- _Short problem_: Extract the text of each entry below exactly, leaving every image behind.

- _Stored records_:
## Start

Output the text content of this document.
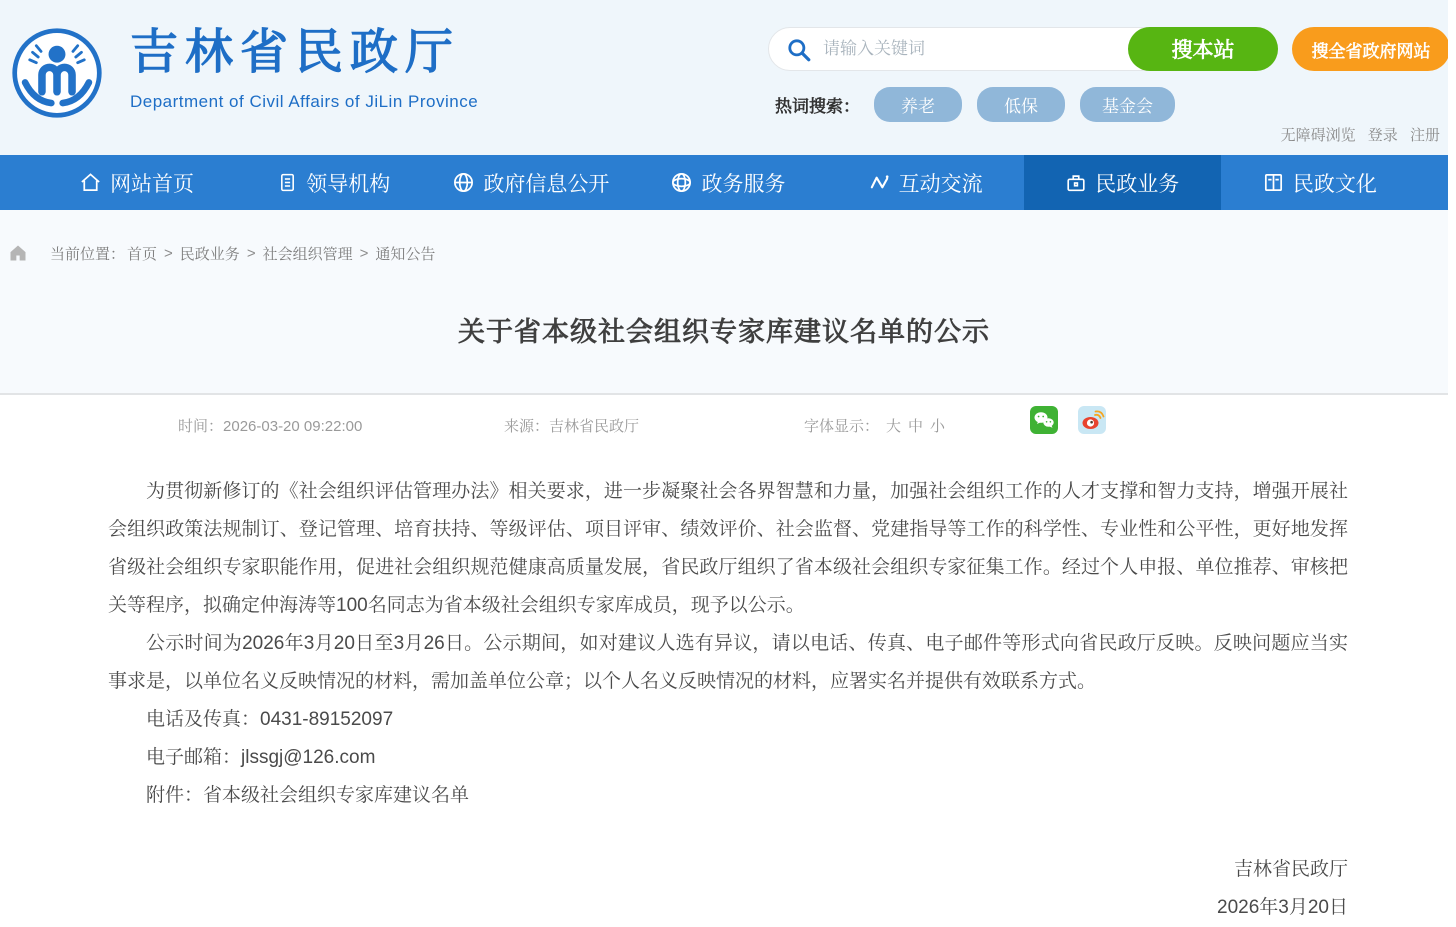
吉林省民政厅
Department of Civil Affairs of JiLin Province
请输入关键词
搜本站	搜全省政府网站
热词搜索：	养老	低保	基金会
无障碍浏览 登录 注册
网站首页	领导机构	政府信息公开	政务服务	互动交流	民政业务	民政文化
当前位置： 首页 > 民政业务 > 社会组织管理 > 通知公告
关于省本级社会组织专家库建议名单的公示
时间：2026-03-20 09:22:00	来源：吉林省民政厅	字体显示： 大 中 小

为贯彻新修订的《社会组织评估管理办法》相关要求，进一步凝聚社会各界智慧和力量，加强社会组织工作的人才支撑和智力支持，增强开展社会组织政策法规制订、登记管理、培育扶持、等级评估、项目评审、绩效评价、社会监督、党建指导等工作的科学性、专业性和公平性，更好地发挥省级社会组织专家职能作用，促进社会组织规范健康高质量发展，省民政厅组织了省本级社会组织专家征集工作。经过个人申报、单位推荐、审核把关等程序，拟确定仲海涛等100名同志为省本级社会组织专家库成员，现予以公示。

公示时间为2026年3月20日至3月26日。公示期间，如对建议人选有异议，请以电话、传真、电子邮件等形式向省民政厅反映。反映问题应当实事求是，以单位名义反映情况的材料，需加盖单位公章；以个人名义反映情况的材料，应署实名并提供有效联系方式。

电话及传真：0431-89152097

电子邮箱：jlssgj@126.com

附件：省本级社会组织专家库建议名单

吉林省民政厅
2026年3月20日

## End

- _Response below_:
Output the text content of this document.
吉林省民政厅
Department of Civil Affairs of JiLin Province
请输入关键词
搜本站	搜全省政府网站
热词搜索：	养老	低保	基金会
无障碍浏览 登录 注册
网站首页	领导机构	政府信息公开	政务服务	互动交流	民政业务	民政文化
当前位置： 首页 > 民政业务 > 社会组织管理 > 通知公告
关于省本级社会组织专家库建议名单的公示
时间：2026-03-20 09:22:00	来源：吉林省民政厅	字体显示： 大 中 小

为贯彻新修订的《社会组织评估管理办法》相关要求，进一步凝聚社会各界智慧和力量，加强社会组织工作的人才支撑和智力支持，增强开展社会组织政策法规制订、登记管理、培育扶持、等级评估、项目评审、绩效评价、社会监督、党建指导等工作的科学性、专业性和公平性，更好地发挥省级社会组织专家职能作用，促进社会组织规范健康高质量发展，省民政厅组织了省本级社会组织专家征集工作。经过个人申报、单位推荐、审核把关等程序，拟确定仲海涛等100名同志为省本级社会组织专家库成员，现予以公示。

公示时间为2026年3月20日至3月26日。公示期间，如对建议人选有异议，请以电话、传真、电子邮件等形式向省民政厅反映。反映问题应当实事求是，以单位名义反映情况的材料，需加盖单位公章；以个人名义反映情况的材料，应署实名并提供有效联系方式。

电话及传真：0431-89152097

电子邮箱：jlssgj@126.com

附件：省本级社会组织专家库建议名单

吉林省民政厅
2026年3月20日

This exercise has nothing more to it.